• [Information given]
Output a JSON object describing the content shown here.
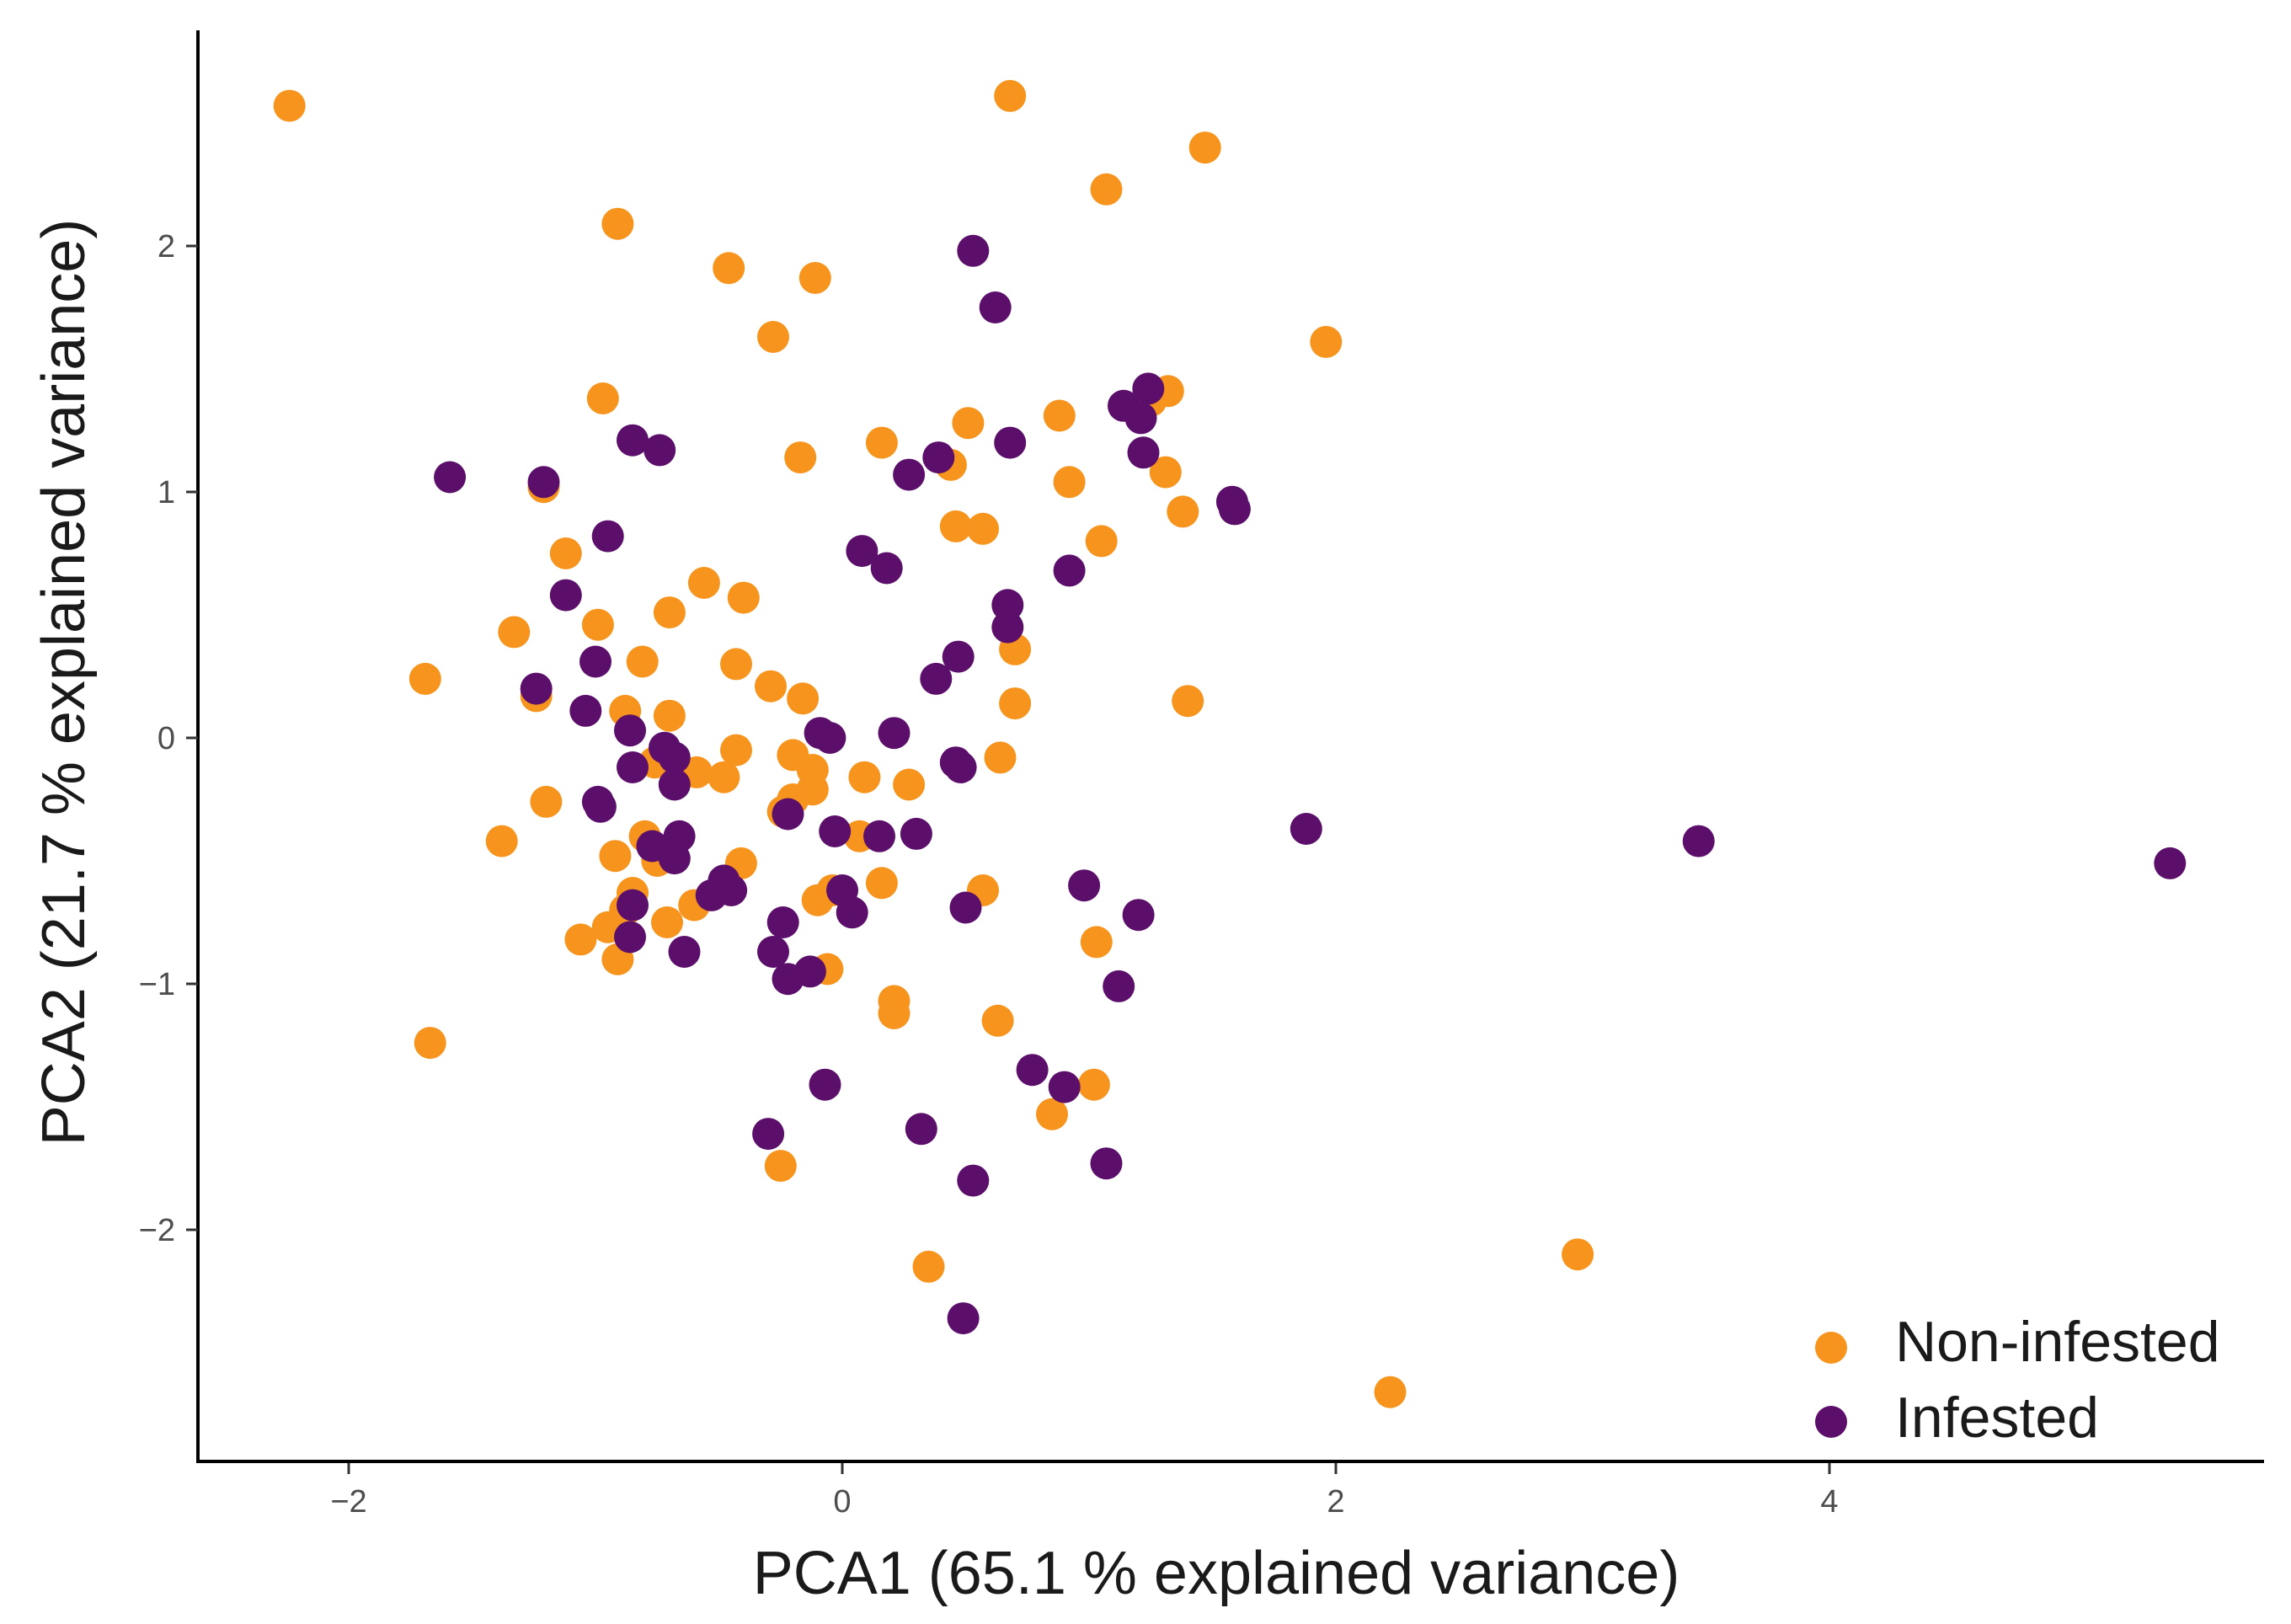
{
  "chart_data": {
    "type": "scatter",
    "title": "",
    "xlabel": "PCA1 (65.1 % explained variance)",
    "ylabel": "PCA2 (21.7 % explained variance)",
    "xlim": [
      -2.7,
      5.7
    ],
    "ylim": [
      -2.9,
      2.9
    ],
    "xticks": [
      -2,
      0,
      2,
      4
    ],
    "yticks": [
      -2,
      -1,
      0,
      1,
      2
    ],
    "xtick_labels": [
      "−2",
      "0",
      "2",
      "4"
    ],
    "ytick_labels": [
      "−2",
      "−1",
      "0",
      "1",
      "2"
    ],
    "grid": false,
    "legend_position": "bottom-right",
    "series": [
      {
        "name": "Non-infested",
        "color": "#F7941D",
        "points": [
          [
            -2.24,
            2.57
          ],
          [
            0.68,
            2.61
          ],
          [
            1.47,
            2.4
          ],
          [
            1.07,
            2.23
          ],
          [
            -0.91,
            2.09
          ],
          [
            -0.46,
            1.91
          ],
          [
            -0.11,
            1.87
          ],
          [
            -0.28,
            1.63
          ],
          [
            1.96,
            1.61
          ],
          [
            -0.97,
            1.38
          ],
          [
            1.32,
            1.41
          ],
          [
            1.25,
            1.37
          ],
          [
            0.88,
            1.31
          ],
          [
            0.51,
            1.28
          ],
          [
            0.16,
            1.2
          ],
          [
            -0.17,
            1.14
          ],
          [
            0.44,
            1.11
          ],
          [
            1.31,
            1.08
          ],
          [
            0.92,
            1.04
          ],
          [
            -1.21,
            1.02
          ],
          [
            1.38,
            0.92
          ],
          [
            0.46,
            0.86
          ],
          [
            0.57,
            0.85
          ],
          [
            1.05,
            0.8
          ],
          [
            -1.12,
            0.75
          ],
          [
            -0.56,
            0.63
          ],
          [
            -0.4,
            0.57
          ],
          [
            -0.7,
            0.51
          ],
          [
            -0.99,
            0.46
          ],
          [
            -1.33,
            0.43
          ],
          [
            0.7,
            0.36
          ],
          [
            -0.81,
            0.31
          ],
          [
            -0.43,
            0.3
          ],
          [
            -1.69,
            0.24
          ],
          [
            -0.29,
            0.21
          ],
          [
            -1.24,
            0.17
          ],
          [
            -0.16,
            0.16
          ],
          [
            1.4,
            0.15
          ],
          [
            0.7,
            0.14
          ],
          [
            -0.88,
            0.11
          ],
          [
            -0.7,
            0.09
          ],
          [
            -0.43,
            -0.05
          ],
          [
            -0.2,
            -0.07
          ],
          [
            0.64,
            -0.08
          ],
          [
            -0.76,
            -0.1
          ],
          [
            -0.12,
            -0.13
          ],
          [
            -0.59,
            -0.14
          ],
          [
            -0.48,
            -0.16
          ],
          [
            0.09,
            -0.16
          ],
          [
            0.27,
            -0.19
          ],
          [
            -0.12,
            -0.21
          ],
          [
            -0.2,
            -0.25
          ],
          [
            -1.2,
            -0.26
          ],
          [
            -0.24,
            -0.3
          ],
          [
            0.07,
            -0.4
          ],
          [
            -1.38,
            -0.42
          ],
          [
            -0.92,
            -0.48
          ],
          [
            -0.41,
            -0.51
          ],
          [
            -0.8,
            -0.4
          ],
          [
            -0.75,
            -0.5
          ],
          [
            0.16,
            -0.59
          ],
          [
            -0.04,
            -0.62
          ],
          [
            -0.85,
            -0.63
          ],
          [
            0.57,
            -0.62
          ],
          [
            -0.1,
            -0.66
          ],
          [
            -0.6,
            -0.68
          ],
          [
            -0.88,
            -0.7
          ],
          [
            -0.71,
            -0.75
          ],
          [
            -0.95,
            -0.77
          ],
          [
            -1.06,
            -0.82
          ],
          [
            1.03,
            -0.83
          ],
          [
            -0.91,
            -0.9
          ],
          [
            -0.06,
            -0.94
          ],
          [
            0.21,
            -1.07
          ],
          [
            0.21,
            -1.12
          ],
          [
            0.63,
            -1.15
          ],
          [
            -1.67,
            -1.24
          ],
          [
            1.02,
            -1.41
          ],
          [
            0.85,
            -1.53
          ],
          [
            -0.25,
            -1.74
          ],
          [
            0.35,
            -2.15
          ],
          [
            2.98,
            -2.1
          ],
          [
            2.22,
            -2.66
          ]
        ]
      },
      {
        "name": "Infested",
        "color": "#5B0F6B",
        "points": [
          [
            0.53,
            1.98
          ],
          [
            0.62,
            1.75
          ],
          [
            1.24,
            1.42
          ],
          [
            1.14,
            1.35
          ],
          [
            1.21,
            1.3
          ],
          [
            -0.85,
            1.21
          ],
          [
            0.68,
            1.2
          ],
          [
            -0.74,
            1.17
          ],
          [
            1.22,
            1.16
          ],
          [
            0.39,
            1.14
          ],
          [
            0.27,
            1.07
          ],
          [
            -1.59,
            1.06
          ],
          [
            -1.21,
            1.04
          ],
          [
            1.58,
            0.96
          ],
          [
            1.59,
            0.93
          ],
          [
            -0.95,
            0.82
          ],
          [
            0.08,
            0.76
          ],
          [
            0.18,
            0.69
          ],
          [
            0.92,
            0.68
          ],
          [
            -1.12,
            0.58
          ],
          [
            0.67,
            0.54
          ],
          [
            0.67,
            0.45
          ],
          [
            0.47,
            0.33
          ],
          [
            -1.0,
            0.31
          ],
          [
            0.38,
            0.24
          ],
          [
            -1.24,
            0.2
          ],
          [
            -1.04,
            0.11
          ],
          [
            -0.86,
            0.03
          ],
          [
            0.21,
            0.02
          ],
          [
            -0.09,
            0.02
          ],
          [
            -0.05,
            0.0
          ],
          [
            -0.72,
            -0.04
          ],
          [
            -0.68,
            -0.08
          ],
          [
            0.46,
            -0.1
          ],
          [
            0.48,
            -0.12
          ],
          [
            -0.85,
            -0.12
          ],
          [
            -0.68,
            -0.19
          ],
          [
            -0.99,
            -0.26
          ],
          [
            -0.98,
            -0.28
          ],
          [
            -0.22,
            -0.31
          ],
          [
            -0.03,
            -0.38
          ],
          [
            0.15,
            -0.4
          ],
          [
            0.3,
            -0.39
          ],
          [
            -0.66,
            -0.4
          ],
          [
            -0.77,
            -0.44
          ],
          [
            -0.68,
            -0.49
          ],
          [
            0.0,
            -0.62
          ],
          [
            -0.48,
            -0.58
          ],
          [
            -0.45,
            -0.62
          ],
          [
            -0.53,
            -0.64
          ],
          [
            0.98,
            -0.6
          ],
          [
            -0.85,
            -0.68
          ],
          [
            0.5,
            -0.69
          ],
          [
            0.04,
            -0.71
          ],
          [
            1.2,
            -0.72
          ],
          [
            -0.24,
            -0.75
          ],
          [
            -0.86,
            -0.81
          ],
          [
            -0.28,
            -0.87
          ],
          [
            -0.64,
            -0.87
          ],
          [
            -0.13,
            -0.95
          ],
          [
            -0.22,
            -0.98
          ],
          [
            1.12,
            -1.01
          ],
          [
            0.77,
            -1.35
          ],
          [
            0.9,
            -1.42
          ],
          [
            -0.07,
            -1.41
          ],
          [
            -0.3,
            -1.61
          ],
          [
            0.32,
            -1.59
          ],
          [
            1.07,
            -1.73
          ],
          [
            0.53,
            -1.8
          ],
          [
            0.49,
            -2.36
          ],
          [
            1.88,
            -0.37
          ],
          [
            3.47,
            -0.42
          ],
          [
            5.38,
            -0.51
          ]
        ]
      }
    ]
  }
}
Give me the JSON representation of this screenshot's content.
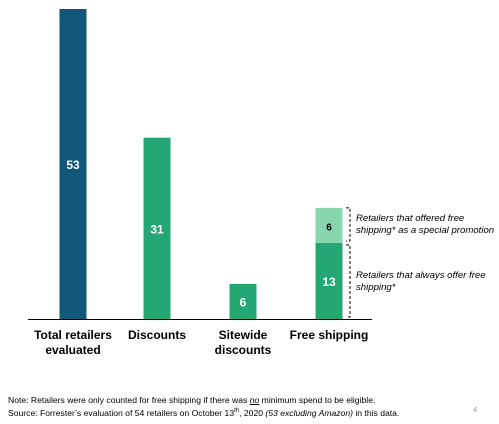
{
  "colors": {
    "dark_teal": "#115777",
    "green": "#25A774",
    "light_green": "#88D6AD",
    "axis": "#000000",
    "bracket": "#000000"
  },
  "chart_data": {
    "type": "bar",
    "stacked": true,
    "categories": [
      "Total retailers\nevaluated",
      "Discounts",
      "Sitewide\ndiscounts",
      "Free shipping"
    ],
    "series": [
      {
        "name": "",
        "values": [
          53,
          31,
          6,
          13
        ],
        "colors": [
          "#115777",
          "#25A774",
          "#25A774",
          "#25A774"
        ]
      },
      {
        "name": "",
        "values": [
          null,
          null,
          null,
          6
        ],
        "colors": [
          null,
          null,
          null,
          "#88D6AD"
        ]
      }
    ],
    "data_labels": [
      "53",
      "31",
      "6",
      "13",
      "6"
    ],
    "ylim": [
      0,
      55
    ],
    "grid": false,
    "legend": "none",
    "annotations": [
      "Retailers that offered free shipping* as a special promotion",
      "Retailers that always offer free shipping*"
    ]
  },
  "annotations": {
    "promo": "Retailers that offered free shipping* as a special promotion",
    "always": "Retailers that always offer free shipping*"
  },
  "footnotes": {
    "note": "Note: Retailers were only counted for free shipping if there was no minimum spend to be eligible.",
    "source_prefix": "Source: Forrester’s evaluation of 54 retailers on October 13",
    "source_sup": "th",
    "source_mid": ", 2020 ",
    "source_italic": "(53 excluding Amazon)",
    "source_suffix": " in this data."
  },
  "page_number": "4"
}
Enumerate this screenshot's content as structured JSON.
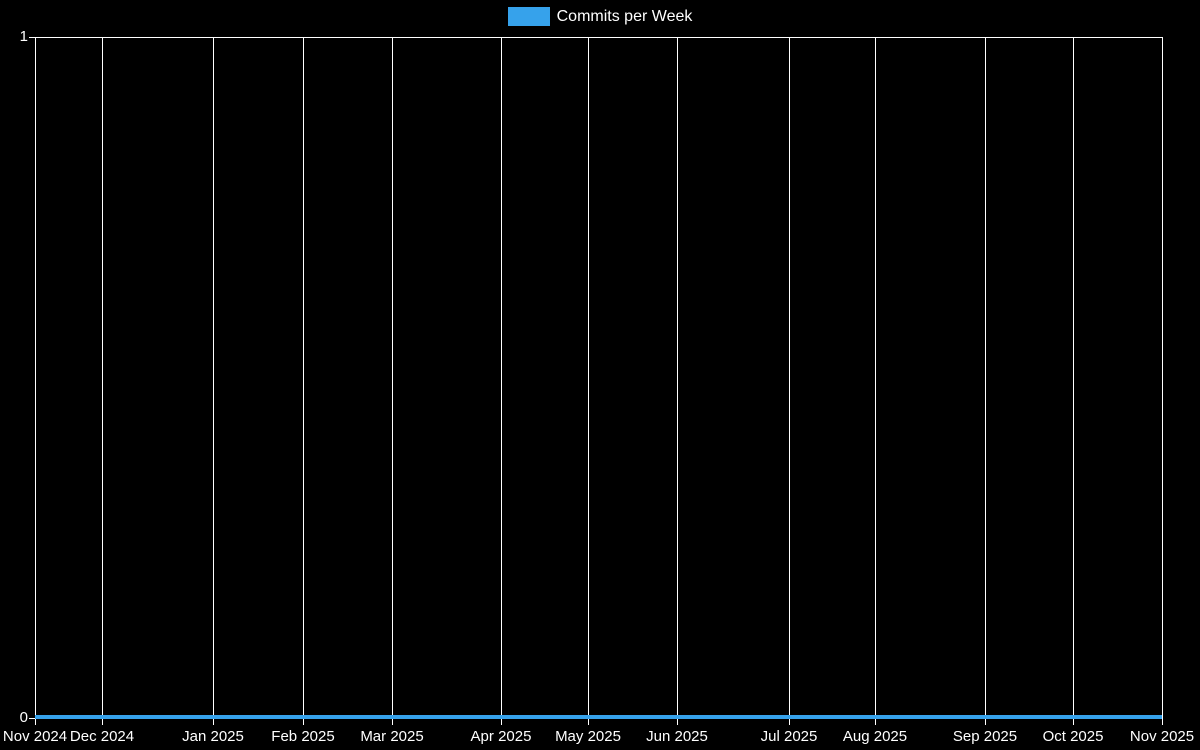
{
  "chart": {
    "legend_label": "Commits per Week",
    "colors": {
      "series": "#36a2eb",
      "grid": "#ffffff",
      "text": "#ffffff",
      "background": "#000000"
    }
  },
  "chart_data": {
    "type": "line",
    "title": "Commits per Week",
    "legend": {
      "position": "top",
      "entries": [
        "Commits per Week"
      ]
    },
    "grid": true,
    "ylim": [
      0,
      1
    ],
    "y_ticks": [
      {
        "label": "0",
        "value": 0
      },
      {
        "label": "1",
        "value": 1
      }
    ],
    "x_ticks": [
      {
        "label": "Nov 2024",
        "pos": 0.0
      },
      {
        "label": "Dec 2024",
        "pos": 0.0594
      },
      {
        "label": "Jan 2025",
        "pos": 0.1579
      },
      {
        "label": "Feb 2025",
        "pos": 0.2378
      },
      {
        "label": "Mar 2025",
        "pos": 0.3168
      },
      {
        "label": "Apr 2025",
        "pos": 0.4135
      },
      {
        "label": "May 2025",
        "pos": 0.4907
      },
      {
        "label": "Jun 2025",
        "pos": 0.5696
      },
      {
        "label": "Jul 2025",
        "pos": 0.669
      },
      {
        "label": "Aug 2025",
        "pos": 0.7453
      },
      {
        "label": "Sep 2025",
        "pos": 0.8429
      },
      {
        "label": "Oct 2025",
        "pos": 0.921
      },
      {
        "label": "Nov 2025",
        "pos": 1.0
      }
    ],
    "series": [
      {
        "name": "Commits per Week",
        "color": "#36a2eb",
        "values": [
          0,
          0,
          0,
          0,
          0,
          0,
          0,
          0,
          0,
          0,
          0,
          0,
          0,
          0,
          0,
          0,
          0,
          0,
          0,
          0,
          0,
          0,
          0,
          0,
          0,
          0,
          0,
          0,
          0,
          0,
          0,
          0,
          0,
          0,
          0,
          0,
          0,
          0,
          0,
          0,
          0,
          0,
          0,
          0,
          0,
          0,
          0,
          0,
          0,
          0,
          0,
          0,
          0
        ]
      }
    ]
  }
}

• [Request] Select and copy every line of the listing with the word "Week".

• [Task solution]
    "legend_label": "Commits per Week",
    "title": "Commits per Week",
        "Commits per Week"
        "name": "Commits per Week",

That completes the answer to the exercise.